- **REQUIRED TASK**
Transcribe all records exactly.
[START OF TASK INPUTS]
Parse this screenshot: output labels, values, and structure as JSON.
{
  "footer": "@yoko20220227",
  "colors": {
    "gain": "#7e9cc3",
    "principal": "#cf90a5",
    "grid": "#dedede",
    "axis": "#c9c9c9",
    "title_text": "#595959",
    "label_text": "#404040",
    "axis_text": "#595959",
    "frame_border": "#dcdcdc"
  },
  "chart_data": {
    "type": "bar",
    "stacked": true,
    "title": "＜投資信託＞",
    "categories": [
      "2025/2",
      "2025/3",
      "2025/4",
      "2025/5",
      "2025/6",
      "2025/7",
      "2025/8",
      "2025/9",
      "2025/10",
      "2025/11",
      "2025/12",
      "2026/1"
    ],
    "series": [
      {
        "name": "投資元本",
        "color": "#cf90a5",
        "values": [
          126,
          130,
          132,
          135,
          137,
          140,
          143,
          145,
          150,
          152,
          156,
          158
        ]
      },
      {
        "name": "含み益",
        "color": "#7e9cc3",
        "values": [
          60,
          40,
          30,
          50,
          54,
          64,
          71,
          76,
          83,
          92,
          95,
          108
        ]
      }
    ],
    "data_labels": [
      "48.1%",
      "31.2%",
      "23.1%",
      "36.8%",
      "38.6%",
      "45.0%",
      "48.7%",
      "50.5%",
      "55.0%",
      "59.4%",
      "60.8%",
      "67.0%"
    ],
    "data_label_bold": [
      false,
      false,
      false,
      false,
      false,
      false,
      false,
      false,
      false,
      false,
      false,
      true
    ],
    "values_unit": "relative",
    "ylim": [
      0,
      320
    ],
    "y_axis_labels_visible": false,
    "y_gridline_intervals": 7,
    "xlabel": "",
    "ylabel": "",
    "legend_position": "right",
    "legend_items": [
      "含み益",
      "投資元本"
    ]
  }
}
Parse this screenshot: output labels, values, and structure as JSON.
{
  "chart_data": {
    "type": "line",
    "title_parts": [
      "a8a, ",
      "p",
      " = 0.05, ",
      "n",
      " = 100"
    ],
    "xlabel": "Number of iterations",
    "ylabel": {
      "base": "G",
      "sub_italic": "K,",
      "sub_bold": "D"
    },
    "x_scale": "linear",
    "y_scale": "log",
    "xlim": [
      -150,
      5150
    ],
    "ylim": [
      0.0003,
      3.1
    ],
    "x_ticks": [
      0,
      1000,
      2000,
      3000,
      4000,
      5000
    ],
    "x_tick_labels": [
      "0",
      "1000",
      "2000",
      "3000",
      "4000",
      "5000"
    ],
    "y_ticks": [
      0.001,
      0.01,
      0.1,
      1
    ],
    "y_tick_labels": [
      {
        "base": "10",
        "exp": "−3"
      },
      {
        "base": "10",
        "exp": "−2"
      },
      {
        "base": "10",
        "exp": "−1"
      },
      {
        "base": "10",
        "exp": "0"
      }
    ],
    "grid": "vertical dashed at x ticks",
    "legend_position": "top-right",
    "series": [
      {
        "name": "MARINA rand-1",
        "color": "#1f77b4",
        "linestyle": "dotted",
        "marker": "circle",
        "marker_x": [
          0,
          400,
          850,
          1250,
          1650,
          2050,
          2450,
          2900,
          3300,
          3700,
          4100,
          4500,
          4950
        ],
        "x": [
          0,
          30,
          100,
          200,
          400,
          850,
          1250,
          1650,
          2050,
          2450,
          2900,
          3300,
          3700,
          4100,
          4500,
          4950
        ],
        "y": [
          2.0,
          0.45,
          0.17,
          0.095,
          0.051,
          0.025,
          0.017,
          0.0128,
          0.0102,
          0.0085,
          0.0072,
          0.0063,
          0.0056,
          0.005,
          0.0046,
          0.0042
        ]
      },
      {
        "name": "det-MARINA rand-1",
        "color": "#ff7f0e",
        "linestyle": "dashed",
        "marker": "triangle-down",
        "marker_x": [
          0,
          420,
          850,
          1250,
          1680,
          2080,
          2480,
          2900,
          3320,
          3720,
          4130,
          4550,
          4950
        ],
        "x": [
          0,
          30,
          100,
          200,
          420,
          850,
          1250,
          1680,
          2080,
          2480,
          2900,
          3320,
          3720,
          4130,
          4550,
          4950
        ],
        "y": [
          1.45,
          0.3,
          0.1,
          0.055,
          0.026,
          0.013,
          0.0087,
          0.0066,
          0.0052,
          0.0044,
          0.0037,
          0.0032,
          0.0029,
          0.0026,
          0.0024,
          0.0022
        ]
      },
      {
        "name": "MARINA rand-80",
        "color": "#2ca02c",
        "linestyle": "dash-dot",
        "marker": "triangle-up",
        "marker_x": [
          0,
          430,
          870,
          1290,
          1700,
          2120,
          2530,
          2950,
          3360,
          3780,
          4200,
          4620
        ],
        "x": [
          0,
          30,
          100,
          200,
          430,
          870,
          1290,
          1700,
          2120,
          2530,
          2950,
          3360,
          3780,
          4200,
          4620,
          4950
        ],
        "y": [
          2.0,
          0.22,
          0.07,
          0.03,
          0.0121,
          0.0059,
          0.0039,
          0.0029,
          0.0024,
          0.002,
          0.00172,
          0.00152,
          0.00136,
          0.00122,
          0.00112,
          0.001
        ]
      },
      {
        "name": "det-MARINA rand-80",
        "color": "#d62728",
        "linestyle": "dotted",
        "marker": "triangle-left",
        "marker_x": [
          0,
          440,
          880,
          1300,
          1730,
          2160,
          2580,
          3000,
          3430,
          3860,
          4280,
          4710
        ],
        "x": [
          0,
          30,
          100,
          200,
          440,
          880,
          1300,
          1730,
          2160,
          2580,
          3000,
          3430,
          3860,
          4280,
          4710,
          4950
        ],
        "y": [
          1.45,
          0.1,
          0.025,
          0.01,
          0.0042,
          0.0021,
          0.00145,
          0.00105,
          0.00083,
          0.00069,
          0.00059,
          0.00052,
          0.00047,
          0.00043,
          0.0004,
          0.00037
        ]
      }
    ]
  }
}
[END OF TASK INPUTS]
- **RESULT OF THIS TASK**
Parse this screenshot: output labels, values, and structure as JSON.
{
  "footer": "@yoko20220227",
  "colors": {
    "gain": "#7e9cc3",
    "principal": "#cf90a5",
    "grid": "#dedede",
    "axis": "#c9c9c9",
    "title_text": "#595959",
    "label_text": "#404040",
    "axis_text": "#595959",
    "frame_border": "#dcdcdc"
  },
  "chart_data": {
    "type": "bar",
    "stacked": true,
    "title": "＜投資信託＞",
    "categories": [
      "2025/2",
      "2025/3",
      "2025/4",
      "2025/5",
      "2025/6",
      "2025/7",
      "2025/8",
      "2025/9",
      "2025/10",
      "2025/11",
      "2025/12",
      "2026/1"
    ],
    "series": [
      {
        "name": "投資元本",
        "color": "#cf90a5",
        "values": [
          126,
          130,
          132,
          135,
          137,
          140,
          143,
          145,
          150,
          152,
          156,
          158
        ]
      },
      {
        "name": "含み益",
        "color": "#7e9cc3",
        "values": [
          60,
          40,
          30,
          50,
          54,
          64,
          71,
          76,
          83,
          92,
          95,
          108
        ]
      }
    ],
    "data_labels": [
      "48.1%",
      "31.2%",
      "23.1%",
      "36.8%",
      "38.6%",
      "45.0%",
      "48.7%",
      "50.5%",
      "55.0%",
      "59.4%",
      "60.8%",
      "67.0%"
    ],
    "data_label_bold": [
      false,
      false,
      false,
      false,
      false,
      false,
      false,
      false,
      false,
      false,
      false,
      true
    ],
    "values_unit": "relative",
    "ylim": [
      0,
      320
    ],
    "y_axis_labels_visible": false,
    "y_gridline_intervals": 7,
    "xlabel": "",
    "ylabel": "",
    "legend_position": "right",
    "legend_items": [
      "含み益",
      "投資元本"
    ]
  }
}
Parse this screenshot: output labels, values, and structure as JSON.
{
  "chart_data": {
    "type": "line",
    "title_parts": [
      "a8a, ",
      "p",
      " = 0.05, ",
      "n",
      " = 100"
    ],
    "xlabel": "Number of iterations",
    "ylabel": {
      "base": "G",
      "sub_italic": "K,",
      "sub_bold": "D"
    },
    "x_scale": "linear",
    "y_scale": "log",
    "xlim": [
      -150,
      5150
    ],
    "ylim": [
      0.0003,
      3.1
    ],
    "x_ticks": [
      0,
      1000,
      2000,
      3000,
      4000,
      5000
    ],
    "x_tick_labels": [
      "0",
      "1000",
      "2000",
      "3000",
      "4000",
      "5000"
    ],
    "y_ticks": [
      0.001,
      0.01,
      0.1,
      1
    ],
    "y_tick_labels": [
      {
        "base": "10",
        "exp": "−3"
      },
      {
        "base": "10",
        "exp": "−2"
      },
      {
        "base": "10",
        "exp": "−1"
      },
      {
        "base": "10",
        "exp": "0"
      }
    ],
    "grid": "vertical dashed at x ticks",
    "legend_position": "top-right",
    "series": [
      {
        "name": "MARINA rand-1",
        "color": "#1f77b4",
        "linestyle": "dotted",
        "marker": "circle",
        "marker_x": [
          0,
          400,
          850,
          1250,
          1650,
          2050,
          2450,
          2900,
          3300,
          3700,
          4100,
          4500,
          4950
        ],
        "x": [
          0,
          30,
          100,
          200,
          400,
          850,
          1250,
          1650,
          2050,
          2450,
          2900,
          3300,
          3700,
          4100,
          4500,
          4950
        ],
        "y": [
          2.0,
          0.45,
          0.17,
          0.095,
          0.051,
          0.025,
          0.017,
          0.0128,
          0.0102,
          0.0085,
          0.0072,
          0.0063,
          0.0056,
          0.005,
          0.0046,
          0.0042
        ]
      },
      {
        "name": "det-MARINA rand-1",
        "color": "#ff7f0e",
        "linestyle": "dashed",
        "marker": "triangle-down",
        "marker_x": [
          0,
          420,
          850,
          1250,
          1680,
          2080,
          2480,
          2900,
          3320,
          3720,
          4130,
          4550,
          4950
        ],
        "x": [
          0,
          30,
          100,
          200,
          420,
          850,
          1250,
          1680,
          2080,
          2480,
          2900,
          3320,
          3720,
          4130,
          4550,
          4950
        ],
        "y": [
          1.45,
          0.3,
          0.1,
          0.055,
          0.026,
          0.013,
          0.0087,
          0.0066,
          0.0052,
          0.0044,
          0.0037,
          0.0032,
          0.0029,
          0.0026,
          0.0024,
          0.0022
        ]
      },
      {
        "name": "MARINA rand-80",
        "color": "#2ca02c",
        "linestyle": "dash-dot",
        "marker": "triangle-up",
        "marker_x": [
          0,
          430,
          870,
          1290,
          1700,
          2120,
          2530,
          2950,
          3360,
          3780,
          4200,
          4620
        ],
        "x": [
          0,
          30,
          100,
          200,
          430,
          870,
          1290,
          1700,
          2120,
          2530,
          2950,
          3360,
          3780,
          4200,
          4620,
          4950
        ],
        "y": [
          2.0,
          0.22,
          0.07,
          0.03,
          0.0121,
          0.0059,
          0.0039,
          0.0029,
          0.0024,
          0.002,
          0.00172,
          0.00152,
          0.00136,
          0.00122,
          0.00112,
          0.001
        ]
      },
      {
        "name": "det-MARINA rand-80",
        "color": "#d62728",
        "linestyle": "dotted",
        "marker": "triangle-left",
        "marker_x": [
          0,
          440,
          880,
          1300,
          1730,
          2160,
          2580,
          3000,
          3430,
          3860,
          4280,
          4710
        ],
        "x": [
          0,
          30,
          100,
          200,
          440,
          880,
          1300,
          1730,
          2160,
          2580,
          3000,
          3430,
          3860,
          4280,
          4710,
          4950
        ],
        "y": [
          1.45,
          0.1,
          0.025,
          0.01,
          0.0042,
          0.0021,
          0.00145,
          0.00105,
          0.00083,
          0.00069,
          0.00059,
          0.00052,
          0.00047,
          0.00043,
          0.0004,
          0.00037
        ]
      }
    ]
  }
}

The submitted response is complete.